Problem to work on >> Extract the text of every entry below exactly; leave images out.

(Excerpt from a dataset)
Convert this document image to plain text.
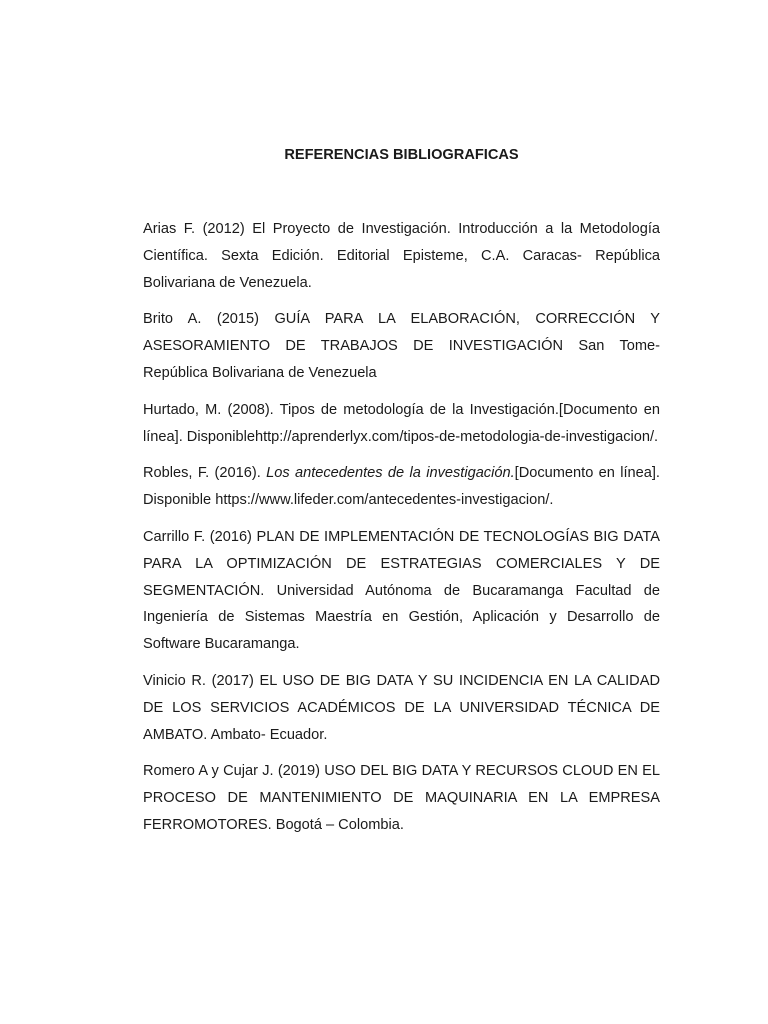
REFERENCIAS BIBLIOGRAFICAS
Arias F. (2012) El Proyecto de Investigación. Introducción a la Metodología Científica. Sexta Edición. Editorial Episteme, C.A. Caracas- República Bolivariana de Venezuela.
Brito A. (2015) GUÍA PARA LA ELABORACIÓN, CORRECCIÓN Y ASESORAMIENTO DE TRABAJOS DE INVESTIGACIÓN San Tome- República Bolivariana de Venezuela
Hurtado, M. (2008). Tipos de metodología de la Investigación.[Documento en línea]. Disponiblehttp://aprenderlyx.com/tipos-de-metodologia-de-investigacion/.
Robles, F. (2016). Los antecedentes de la investigación.[Documento en línea]. Disponible https://www.lifeder.com/antecedentes-investigacion/.
Carrillo F. (2016) PLAN DE IMPLEMENTACIÓN DE TECNOLOGÍAS BIG DATA PARA LA OPTIMIZACIÓN DE ESTRATEGIAS COMERCIALES Y DE SEGMENTACIÓN. Universidad Autónoma de Bucaramanga Facultad de Ingeniería de Sistemas Maestría en Gestión, Aplicación y Desarrollo de Software Bucaramanga.
Vinicio R. (2017) EL USO DE BIG DATA Y SU INCIDENCIA EN LA CALIDAD DE LOS SERVICIOS ACADÉMICOS DE LA UNIVERSIDAD TÉCNICA DE AMBATO. Ambato- Ecuador.
Romero A y Cujar J. (2019) USO DEL BIG DATA Y RECURSOS CLOUD EN EL PROCESO DE MANTENIMIENTO DE MAQUINARIA EN LA EMPRESA FERROMOTORES. Bogotá – Colombia.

Solution below >>
Convert this document image to plain text.
REFERENCIAS BIBLIOGRAFICAS
Arias F. (2012) El Proyecto de Investigación. Introducción a la Metodología Científica. Sexta Edición. Editorial Episteme, C.A. Caracas- República Bolivariana de Venezuela.
Brito A. (2015) GUÍA PARA LA ELABORACIÓN, CORRECCIÓN Y ASESORAMIENTO DE TRABAJOS DE INVESTIGACIÓN San Tome- República Bolivariana de Venezuela
Hurtado, M. (2008). Tipos de metodología de la Investigación.[Documento en línea]. Disponiblehttp://aprenderlyx.com/tipos-de-metodologia-de-investigacion/.
Robles, F. (2016). Los antecedentes de la investigación.[Documento en línea]. Disponible https://www.lifeder.com/antecedentes-investigacion/.
Carrillo F. (2016) PLAN DE IMPLEMENTACIÓN DE TECNOLOGÍAS BIG DATA PARA LA OPTIMIZACIÓN DE ESTRATEGIAS COMERCIALES Y DE SEGMENTACIÓN. Universidad Autónoma de Bucaramanga Facultad de Ingeniería de Sistemas Maestría en Gestión, Aplicación y Desarrollo de Software Bucaramanga.
Vinicio R. (2017) EL USO DE BIG DATA Y SU INCIDENCIA EN LA CALIDAD DE LOS SERVICIOS ACADÉMICOS DE LA UNIVERSIDAD TÉCNICA DE AMBATO. Ambato- Ecuador.
Romero A y Cujar J. (2019) USO DEL BIG DATA Y RECURSOS CLOUD EN EL PROCESO DE MANTENIMIENTO DE MAQUINARIA EN LA EMPRESA FERROMOTORES. Bogotá – Colombia.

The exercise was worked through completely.